Reproduce every entry exactly as shown.

── SUPPLIED RECORDS

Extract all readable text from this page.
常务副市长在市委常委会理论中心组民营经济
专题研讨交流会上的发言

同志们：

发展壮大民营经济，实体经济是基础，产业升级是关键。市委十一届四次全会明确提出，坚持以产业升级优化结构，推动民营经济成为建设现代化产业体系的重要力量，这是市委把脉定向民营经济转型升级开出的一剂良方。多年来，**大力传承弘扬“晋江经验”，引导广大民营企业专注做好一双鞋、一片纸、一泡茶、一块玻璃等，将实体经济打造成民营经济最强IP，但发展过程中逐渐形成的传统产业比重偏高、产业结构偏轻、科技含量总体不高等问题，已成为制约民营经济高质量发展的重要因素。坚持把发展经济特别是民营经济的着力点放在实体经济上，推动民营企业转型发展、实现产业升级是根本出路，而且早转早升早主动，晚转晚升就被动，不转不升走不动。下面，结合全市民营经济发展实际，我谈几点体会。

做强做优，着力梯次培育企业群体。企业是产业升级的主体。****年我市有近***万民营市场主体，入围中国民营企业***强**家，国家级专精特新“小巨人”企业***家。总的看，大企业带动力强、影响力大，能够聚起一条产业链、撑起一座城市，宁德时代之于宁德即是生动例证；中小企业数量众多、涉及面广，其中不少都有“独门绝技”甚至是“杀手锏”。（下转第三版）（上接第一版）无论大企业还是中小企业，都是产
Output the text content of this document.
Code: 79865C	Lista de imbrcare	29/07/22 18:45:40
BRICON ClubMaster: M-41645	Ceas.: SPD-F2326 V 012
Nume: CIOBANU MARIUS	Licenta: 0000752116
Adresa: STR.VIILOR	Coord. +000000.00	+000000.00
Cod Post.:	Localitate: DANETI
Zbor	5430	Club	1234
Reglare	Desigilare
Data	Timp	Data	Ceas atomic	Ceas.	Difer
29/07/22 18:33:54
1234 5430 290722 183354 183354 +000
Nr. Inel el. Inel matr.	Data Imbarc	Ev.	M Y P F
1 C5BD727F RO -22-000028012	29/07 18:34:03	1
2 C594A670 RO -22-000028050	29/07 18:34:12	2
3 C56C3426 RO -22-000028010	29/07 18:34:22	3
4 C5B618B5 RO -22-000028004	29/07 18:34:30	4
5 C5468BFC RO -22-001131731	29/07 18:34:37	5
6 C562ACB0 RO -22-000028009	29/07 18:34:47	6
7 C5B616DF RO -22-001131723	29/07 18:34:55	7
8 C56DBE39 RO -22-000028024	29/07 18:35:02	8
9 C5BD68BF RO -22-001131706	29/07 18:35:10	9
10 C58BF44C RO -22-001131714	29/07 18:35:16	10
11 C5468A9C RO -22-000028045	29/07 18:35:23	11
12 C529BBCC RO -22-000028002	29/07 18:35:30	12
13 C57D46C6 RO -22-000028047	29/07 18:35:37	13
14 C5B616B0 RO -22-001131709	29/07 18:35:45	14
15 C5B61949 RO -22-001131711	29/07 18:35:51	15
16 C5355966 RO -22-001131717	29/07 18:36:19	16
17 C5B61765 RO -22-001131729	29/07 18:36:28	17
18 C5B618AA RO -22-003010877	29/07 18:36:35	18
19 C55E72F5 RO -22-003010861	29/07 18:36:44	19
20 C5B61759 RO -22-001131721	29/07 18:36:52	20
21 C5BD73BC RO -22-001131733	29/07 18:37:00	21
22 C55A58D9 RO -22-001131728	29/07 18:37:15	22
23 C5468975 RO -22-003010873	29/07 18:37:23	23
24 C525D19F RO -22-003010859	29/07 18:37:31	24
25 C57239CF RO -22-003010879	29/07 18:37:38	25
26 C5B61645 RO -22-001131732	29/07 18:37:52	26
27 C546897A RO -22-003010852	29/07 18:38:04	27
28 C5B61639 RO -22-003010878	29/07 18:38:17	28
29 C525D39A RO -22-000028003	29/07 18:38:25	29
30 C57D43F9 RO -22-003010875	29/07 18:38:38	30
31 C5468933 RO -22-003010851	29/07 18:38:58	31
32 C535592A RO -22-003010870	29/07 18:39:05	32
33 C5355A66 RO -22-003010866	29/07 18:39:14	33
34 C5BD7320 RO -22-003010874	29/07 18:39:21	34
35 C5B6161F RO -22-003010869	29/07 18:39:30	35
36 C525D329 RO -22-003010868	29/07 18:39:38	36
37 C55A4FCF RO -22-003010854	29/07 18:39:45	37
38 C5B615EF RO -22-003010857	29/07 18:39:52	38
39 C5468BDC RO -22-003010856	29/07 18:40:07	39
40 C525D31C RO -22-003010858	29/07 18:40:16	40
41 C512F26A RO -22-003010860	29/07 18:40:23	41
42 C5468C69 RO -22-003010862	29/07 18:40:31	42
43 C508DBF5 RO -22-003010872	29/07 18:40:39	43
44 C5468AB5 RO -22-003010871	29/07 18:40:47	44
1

────

OUTPUT:
Extract all readable text from this page.
常务副市长在市委常委会理论中心组民营经济
专题研讨交流会上的发言

同志们：

发展壮大民营经济，实体经济是基础，产业升级是关键。市委十一届四次全会明确提出，坚持以产业升级优化结构，推动民营经济成为建设现代化产业体系的重要力量，这是市委把脉定向民营经济转型升级开出的一剂良方。多年来，**大力传承弘扬“晋江经验”，引导广大民营企业专注做好一双鞋、一片纸、一泡茶、一块玻璃等，将实体经济打造成民营经济最强IP，但发展过程中逐渐形成的传统产业比重偏高、产业结构偏轻、科技含量总体不高等问题，已成为制约民营经济高质量发展的重要因素。坚持把发展经济特别是民营经济的着力点放在实体经济上，推动民营企业转型发展、实现产业升级是根本出路，而且早转早升早主动，晚转晚升就被动，不转不升走不动。下面，结合全市民营经济发展实际，我谈几点体会。

做强做优，着力梯次培育企业群体。企业是产业升级的主体。****年我市有近***万民营市场主体，入围中国民营企业***强**家，国家级专精特新“小巨人”企业***家。总的看，大企业带动力强、影响力大，能够聚起一条产业链、撑起一座城市，宁德时代之于宁德即是生动例证；中小企业数量众多、涉及面广，其中不少都有“独门绝技”甚至是“杀手锏”。（下转第三版）（上接第一版）无论大企业还是中小企业，都是产
Output the text content of this document.
Code: 79865C	Lista de imbrcare	29/07/22 18:45:40
BRICON ClubMaster: M-41645	Ceas.: SPD-F2326 V 012
Nume: CIOBANU MARIUS	Licenta: 0000752116
Adresa: STR.VIILOR	Coord. +000000.00	+000000.00
Cod Post.:	Localitate: DANETI
Zbor	5430	Club	1234
Reglare	Desigilare
Data	Timp	Data	Ceas atomic	Ceas.	Difer
29/07/22 18:33:54
1234 5430 290722 183354 183354 +000
Nr. Inel el. Inel matr.	Data Imbarc	Ev.	M Y P F
1 C5BD727F RO -22-000028012	29/07 18:34:03	1
2 C594A670 RO -22-000028050	29/07 18:34:12	2
3 C56C3426 RO -22-000028010	29/07 18:34:22	3
4 C5B618B5 RO -22-000028004	29/07 18:34:30	4
5 C5468BFC RO -22-001131731	29/07 18:34:37	5
6 C562ACB0 RO -22-000028009	29/07 18:34:47	6
7 C5B616DF RO -22-001131723	29/07 18:34:55	7
8 C56DBE39 RO -22-000028024	29/07 18:35:02	8
9 C5BD68BF RO -22-001131706	29/07 18:35:10	9
10 C58BF44C RO -22-001131714	29/07 18:35:16	10
11 C5468A9C RO -22-000028045	29/07 18:35:23	11
12 C529BBCC RO -22-000028002	29/07 18:35:30	12
13 C57D46C6 RO -22-000028047	29/07 18:35:37	13
14 C5B616B0 RO -22-001131709	29/07 18:35:45	14
15 C5B61949 RO -22-001131711	29/07 18:35:51	15
16 C5355966 RO -22-001131717	29/07 18:36:19	16
17 C5B61765 RO -22-001131729	29/07 18:36:28	17
18 C5B618AA RO -22-003010877	29/07 18:36:35	18
19 C55E72F5 RO -22-003010861	29/07 18:36:44	19
20 C5B61759 RO -22-001131721	29/07 18:36:52	20
21 C5BD73BC RO -22-001131733	29/07 18:37:00	21
22 C55A58D9 RO -22-001131728	29/07 18:37:15	22
23 C5468975 RO -22-003010873	29/07 18:37:23	23
24 C525D19F RO -22-003010859	29/07 18:37:31	24
25 C57239CF RO -22-003010879	29/07 18:37:38	25
26 C5B61645 RO -22-001131732	29/07 18:37:52	26
27 C546897A RO -22-003010852	29/07 18:38:04	27
28 C5B61639 RO -22-003010878	29/07 18:38:17	28
29 C525D39A RO -22-000028003	29/07 18:38:25	29
30 C57D43F9 RO -22-003010875	29/07 18:38:38	30
31 C5468933 RO -22-003010851	29/07 18:38:58	31
32 C535592A RO -22-003010870	29/07 18:39:05	32
33 C5355A66 RO -22-003010866	29/07 18:39:14	33
34 C5BD7320 RO -22-003010874	29/07 18:39:21	34
35 C5B6161F RO -22-003010869	29/07 18:39:30	35
36 C525D329 RO -22-003010868	29/07 18:39:38	36
37 C55A4FCF RO -22-003010854	29/07 18:39:45	37
38 C5B615EF RO -22-003010857	29/07 18:39:52	38
39 C5468BDC RO -22-003010856	29/07 18:40:07	39
40 C525D31C RO -22-003010858	29/07 18:40:16	40
41 C512F26A RO -22-003010860	29/07 18:40:23	41
42 C5468C69 RO -22-003010862	29/07 18:40:31	42
43 C508DBF5 RO -22-003010872	29/07 18:40:39	43
44 C5468AB5 RO -22-003010871	29/07 18:40:47	44
1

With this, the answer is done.